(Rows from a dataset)
━━━━━━

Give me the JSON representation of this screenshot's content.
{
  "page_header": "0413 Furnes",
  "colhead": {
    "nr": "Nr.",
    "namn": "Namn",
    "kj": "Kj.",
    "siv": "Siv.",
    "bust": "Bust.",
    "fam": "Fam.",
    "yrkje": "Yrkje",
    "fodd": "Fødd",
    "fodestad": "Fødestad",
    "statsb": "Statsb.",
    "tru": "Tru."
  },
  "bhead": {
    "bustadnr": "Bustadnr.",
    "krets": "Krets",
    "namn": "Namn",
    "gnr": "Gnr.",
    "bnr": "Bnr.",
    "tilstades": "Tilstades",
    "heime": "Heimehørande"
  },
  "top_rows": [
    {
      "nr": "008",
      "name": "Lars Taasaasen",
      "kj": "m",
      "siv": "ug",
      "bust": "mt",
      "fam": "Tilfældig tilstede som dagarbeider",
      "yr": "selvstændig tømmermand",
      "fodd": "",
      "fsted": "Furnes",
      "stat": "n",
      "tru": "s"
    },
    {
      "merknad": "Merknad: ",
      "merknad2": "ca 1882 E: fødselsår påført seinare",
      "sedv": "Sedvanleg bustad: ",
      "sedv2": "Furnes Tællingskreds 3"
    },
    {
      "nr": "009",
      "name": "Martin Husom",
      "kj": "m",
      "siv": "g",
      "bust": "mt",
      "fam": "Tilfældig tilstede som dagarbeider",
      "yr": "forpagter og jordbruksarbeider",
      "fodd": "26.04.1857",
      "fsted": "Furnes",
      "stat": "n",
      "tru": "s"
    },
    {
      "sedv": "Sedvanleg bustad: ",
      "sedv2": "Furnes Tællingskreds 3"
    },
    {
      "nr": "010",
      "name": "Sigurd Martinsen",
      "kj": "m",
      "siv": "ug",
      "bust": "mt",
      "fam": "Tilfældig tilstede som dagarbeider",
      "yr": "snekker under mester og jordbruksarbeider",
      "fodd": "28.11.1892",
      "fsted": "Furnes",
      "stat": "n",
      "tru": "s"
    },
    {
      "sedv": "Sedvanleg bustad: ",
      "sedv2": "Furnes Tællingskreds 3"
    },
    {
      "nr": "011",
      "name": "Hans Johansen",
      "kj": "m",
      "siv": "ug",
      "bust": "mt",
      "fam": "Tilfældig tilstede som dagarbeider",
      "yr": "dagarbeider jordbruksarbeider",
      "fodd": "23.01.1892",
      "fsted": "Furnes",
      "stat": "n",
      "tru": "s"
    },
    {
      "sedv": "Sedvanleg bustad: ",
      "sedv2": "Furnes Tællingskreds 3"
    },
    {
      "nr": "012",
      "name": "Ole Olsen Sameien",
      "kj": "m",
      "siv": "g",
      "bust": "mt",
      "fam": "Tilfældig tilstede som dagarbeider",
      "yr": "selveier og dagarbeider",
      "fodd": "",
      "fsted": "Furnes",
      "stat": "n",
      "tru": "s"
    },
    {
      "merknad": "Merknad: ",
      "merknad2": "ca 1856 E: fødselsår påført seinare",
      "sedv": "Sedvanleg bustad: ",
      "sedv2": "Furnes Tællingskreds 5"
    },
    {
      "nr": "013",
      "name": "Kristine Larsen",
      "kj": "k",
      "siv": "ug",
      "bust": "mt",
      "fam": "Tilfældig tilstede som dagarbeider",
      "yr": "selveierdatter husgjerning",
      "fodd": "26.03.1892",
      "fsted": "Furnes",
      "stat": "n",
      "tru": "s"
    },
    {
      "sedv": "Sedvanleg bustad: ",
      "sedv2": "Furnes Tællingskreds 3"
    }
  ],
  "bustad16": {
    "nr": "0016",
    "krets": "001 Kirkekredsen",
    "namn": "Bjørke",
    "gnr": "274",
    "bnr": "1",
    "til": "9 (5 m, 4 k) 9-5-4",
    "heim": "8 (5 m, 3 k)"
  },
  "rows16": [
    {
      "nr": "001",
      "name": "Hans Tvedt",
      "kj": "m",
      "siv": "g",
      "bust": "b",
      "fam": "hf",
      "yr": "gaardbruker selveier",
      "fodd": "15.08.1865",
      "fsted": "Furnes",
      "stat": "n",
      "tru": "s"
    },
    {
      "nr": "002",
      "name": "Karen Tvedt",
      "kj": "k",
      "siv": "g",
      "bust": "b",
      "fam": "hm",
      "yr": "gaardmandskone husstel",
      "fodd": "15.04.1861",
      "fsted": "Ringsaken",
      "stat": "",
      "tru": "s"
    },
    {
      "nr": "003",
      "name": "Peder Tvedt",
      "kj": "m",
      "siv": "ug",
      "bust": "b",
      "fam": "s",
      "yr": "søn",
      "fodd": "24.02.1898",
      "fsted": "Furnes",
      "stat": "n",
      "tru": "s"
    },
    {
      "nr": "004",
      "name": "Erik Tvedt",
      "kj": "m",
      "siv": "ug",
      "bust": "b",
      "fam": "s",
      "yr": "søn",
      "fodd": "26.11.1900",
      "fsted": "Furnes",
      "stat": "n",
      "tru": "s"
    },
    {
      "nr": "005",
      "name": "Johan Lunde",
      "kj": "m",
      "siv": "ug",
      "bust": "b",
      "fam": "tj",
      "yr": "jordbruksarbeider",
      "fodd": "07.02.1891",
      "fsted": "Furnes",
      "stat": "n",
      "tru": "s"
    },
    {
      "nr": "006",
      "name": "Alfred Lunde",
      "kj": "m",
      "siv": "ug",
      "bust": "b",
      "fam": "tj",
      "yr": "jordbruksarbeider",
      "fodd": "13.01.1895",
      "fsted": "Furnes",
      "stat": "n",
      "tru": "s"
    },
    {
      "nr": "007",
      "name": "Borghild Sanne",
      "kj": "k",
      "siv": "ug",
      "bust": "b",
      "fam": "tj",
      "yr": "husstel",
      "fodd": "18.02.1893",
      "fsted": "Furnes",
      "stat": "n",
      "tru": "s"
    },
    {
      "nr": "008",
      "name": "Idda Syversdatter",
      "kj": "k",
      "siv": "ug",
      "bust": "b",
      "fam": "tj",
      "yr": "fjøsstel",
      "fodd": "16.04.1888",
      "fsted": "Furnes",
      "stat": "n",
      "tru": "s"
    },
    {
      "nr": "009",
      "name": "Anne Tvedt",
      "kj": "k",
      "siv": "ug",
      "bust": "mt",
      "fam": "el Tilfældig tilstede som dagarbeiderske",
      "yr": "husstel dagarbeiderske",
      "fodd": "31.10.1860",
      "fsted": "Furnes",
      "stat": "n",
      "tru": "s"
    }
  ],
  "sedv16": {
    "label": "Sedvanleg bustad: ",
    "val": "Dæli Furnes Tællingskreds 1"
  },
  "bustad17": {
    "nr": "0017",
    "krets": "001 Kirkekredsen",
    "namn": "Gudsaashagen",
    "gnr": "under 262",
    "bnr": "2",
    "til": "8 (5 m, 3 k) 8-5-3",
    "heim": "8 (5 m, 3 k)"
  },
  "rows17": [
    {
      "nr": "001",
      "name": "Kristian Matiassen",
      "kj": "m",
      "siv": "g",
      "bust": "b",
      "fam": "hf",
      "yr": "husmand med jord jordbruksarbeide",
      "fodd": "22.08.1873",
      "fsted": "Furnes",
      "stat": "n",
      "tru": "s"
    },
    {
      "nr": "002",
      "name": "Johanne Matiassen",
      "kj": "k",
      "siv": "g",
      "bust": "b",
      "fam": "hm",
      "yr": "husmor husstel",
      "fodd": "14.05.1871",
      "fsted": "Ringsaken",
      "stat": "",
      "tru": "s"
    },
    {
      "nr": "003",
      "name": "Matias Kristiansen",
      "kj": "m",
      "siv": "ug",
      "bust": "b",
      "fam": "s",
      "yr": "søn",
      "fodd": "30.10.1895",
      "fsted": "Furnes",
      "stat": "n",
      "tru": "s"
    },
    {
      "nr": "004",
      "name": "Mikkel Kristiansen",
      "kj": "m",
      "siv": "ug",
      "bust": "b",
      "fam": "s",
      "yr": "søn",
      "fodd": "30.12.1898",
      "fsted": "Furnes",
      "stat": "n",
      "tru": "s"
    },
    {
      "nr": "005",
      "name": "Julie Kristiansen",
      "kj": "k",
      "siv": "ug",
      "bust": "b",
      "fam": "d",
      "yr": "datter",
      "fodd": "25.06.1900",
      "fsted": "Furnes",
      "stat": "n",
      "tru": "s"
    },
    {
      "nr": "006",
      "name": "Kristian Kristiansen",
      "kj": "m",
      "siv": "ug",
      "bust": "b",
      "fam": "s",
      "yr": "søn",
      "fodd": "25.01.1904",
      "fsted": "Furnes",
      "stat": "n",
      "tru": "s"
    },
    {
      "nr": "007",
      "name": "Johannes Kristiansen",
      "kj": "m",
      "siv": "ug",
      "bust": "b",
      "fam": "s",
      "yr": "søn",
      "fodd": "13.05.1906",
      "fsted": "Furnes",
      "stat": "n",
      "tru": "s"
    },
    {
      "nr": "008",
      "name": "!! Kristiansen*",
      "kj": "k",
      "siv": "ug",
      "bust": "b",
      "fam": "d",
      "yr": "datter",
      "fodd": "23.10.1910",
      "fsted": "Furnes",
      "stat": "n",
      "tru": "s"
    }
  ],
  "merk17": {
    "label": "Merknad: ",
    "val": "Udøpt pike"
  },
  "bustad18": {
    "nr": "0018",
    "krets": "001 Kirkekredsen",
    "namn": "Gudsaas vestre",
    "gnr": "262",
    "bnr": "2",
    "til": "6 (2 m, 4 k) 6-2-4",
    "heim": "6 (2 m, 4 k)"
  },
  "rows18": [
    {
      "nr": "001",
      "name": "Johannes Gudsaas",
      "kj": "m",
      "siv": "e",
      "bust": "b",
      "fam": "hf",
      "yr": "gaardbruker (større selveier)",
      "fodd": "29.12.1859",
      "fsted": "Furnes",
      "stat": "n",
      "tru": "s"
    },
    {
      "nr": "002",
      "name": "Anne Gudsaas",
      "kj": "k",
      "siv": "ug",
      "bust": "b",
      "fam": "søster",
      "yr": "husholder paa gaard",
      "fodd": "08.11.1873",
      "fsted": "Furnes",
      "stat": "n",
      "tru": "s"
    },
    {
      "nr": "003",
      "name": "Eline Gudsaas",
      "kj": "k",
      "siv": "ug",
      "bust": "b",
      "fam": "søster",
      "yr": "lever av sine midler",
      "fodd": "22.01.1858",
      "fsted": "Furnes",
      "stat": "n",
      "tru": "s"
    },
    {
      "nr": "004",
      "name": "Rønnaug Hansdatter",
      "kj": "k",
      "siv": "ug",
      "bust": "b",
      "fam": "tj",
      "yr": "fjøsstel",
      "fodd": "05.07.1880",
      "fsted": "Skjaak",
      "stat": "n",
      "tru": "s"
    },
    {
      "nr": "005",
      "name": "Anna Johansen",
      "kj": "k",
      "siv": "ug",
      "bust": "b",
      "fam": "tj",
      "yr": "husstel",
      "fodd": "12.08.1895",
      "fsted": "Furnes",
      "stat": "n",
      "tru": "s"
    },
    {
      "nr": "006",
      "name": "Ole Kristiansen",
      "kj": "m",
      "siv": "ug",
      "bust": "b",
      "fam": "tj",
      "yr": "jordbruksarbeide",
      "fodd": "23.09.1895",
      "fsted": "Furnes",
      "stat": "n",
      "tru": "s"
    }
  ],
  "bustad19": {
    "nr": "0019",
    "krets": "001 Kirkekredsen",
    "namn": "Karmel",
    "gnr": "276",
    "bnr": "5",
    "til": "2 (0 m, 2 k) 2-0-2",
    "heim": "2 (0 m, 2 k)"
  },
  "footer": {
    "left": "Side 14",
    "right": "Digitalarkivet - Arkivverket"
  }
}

━━━━━━

Copy each line above containing the string "jordbruksarbeider".

[Final answer]
      "yr": "forpagter og jordbruksarbeider",
      "yr": "snekker under mester og jordbruksarbeider",
      "yr": "dagarbeider jordbruksarbeider",
      "yr": "jordbruksarbeider",
      "yr": "jordbruksarbeider",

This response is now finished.